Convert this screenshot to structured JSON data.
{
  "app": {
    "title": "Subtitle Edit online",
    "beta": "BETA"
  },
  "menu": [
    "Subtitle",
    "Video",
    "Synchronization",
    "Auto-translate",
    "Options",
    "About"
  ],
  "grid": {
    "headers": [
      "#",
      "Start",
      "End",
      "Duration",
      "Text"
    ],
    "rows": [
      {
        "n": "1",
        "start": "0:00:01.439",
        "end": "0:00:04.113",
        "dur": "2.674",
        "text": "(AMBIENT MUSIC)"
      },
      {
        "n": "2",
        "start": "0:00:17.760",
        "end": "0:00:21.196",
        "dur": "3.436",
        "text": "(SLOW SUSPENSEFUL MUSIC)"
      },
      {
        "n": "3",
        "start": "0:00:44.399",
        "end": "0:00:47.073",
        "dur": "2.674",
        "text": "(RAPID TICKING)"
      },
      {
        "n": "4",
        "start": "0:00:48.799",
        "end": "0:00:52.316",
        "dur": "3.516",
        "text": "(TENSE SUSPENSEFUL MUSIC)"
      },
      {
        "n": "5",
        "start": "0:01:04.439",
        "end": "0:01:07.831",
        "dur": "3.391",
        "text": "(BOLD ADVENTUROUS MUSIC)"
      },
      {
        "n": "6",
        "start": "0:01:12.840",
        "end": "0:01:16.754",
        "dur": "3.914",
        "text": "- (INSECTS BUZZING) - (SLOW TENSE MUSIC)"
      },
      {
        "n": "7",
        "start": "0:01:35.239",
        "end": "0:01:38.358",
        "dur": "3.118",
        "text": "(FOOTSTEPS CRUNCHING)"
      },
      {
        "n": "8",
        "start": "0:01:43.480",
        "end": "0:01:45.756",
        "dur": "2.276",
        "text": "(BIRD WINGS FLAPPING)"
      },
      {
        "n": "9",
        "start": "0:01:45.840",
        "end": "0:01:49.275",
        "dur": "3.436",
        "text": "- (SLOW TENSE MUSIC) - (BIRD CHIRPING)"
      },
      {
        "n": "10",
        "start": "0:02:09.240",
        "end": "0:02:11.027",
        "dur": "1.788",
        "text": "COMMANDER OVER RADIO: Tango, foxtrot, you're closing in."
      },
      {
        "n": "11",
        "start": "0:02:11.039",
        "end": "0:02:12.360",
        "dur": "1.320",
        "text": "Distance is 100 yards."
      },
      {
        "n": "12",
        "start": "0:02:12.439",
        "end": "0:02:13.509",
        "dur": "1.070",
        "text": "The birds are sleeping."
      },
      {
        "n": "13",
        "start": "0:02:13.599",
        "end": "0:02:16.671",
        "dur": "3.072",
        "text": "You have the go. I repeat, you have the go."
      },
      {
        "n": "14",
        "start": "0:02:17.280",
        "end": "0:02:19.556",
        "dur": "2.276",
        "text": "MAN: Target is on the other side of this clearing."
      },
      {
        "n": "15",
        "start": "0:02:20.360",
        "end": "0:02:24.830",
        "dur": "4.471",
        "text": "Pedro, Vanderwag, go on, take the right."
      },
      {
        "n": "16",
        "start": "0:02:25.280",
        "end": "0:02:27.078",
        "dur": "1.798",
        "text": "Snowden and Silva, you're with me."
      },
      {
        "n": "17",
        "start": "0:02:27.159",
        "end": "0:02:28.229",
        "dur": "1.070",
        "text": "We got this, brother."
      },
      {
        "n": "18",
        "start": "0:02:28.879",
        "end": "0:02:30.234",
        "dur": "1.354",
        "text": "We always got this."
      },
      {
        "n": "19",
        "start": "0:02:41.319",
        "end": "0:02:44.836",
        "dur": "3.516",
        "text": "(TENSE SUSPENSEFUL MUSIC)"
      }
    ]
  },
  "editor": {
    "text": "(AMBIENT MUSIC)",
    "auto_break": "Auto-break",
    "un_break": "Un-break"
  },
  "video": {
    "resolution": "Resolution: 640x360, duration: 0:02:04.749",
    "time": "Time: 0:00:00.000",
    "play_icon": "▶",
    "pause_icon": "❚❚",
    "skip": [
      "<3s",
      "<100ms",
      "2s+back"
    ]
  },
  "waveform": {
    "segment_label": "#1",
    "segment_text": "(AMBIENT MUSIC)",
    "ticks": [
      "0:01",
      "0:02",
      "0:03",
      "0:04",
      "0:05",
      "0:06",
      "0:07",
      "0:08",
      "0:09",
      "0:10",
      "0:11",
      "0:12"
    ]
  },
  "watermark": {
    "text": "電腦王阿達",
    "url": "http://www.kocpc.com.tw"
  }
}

:: WHAT IS ASKED ::
Print every entry exactly as it appears.

:: TASK OUTPUT ::
Convert this screenshot to structured JSON data.
{
  "app": {
    "title": "Subtitle Edit online",
    "beta": "BETA"
  },
  "menu": [
    "Subtitle",
    "Video",
    "Synchronization",
    "Auto-translate",
    "Options",
    "About"
  ],
  "grid": {
    "headers": [
      "#",
      "Start",
      "End",
      "Duration",
      "Text"
    ],
    "rows": [
      {
        "n": "1",
        "start": "0:00:01.439",
        "end": "0:00:04.113",
        "dur": "2.674",
        "text": "(AMBIENT MUSIC)"
      },
      {
        "n": "2",
        "start": "0:00:17.760",
        "end": "0:00:21.196",
        "dur": "3.436",
        "text": "(SLOW SUSPENSEFUL MUSIC)"
      },
      {
        "n": "3",
        "start": "0:00:44.399",
        "end": "0:00:47.073",
        "dur": "2.674",
        "text": "(RAPID TICKING)"
      },
      {
        "n": "4",
        "start": "0:00:48.799",
        "end": "0:00:52.316",
        "dur": "3.516",
        "text": "(TENSE SUSPENSEFUL MUSIC)"
      },
      {
        "n": "5",
        "start": "0:01:04.439",
        "end": "0:01:07.831",
        "dur": "3.391",
        "text": "(BOLD ADVENTUROUS MUSIC)"
      },
      {
        "n": "6",
        "start": "0:01:12.840",
        "end": "0:01:16.754",
        "dur": "3.914",
        "text": "- (INSECTS BUZZING) - (SLOW TENSE MUSIC)"
      },
      {
        "n": "7",
        "start": "0:01:35.239",
        "end": "0:01:38.358",
        "dur": "3.118",
        "text": "(FOOTSTEPS CRUNCHING)"
      },
      {
        "n": "8",
        "start": "0:01:43.480",
        "end": "0:01:45.756",
        "dur": "2.276",
        "text": "(BIRD WINGS FLAPPING)"
      },
      {
        "n": "9",
        "start": "0:01:45.840",
        "end": "0:01:49.275",
        "dur": "3.436",
        "text": "- (SLOW TENSE MUSIC) - (BIRD CHIRPING)"
      },
      {
        "n": "10",
        "start": "0:02:09.240",
        "end": "0:02:11.027",
        "dur": "1.788",
        "text": "COMMANDER OVER RADIO: Tango, foxtrot, you're closing in."
      },
      {
        "n": "11",
        "start": "0:02:11.039",
        "end": "0:02:12.360",
        "dur": "1.320",
        "text": "Distance is 100 yards."
      },
      {
        "n": "12",
        "start": "0:02:12.439",
        "end": "0:02:13.509",
        "dur": "1.070",
        "text": "The birds are sleeping."
      },
      {
        "n": "13",
        "start": "0:02:13.599",
        "end": "0:02:16.671",
        "dur": "3.072",
        "text": "You have the go. I repeat, you have the go."
      },
      {
        "n": "14",
        "start": "0:02:17.280",
        "end": "0:02:19.556",
        "dur": "2.276",
        "text": "MAN: Target is on the other side of this clearing."
      },
      {
        "n": "15",
        "start": "0:02:20.360",
        "end": "0:02:24.830",
        "dur": "4.471",
        "text": "Pedro, Vanderwag, go on, take the right."
      },
      {
        "n": "16",
        "start": "0:02:25.280",
        "end": "0:02:27.078",
        "dur": "1.798",
        "text": "Snowden and Silva, you're with me."
      },
      {
        "n": "17",
        "start": "0:02:27.159",
        "end": "0:02:28.229",
        "dur": "1.070",
        "text": "We got this, brother."
      },
      {
        "n": "18",
        "start": "0:02:28.879",
        "end": "0:02:30.234",
        "dur": "1.354",
        "text": "We always got this."
      },
      {
        "n": "19",
        "start": "0:02:41.319",
        "end": "0:02:44.836",
        "dur": "3.516",
        "text": "(TENSE SUSPENSEFUL MUSIC)"
      }
    ]
  },
  "editor": {
    "text": "(AMBIENT MUSIC)",
    "auto_break": "Auto-break",
    "un_break": "Un-break"
  },
  "video": {
    "resolution": "Resolution: 640x360, duration: 0:02:04.749",
    "time": "Time: 0:00:00.000",
    "play_icon": "▶",
    "pause_icon": "❚❚",
    "skip": [
      "<3s",
      "<100ms",
      "2s+back"
    ]
  },
  "waveform": {
    "segment_label": "#1",
    "segment_text": "(AMBIENT MUSIC)",
    "ticks": [
      "0:01",
      "0:02",
      "0:03",
      "0:04",
      "0:05",
      "0:06",
      "0:07",
      "0:08",
      "0:09",
      "0:10",
      "0:11",
      "0:12"
    ]
  },
  "watermark": {
    "text": "電腦王阿達",
    "url": "http://www.kocpc.com.tw"
  }
}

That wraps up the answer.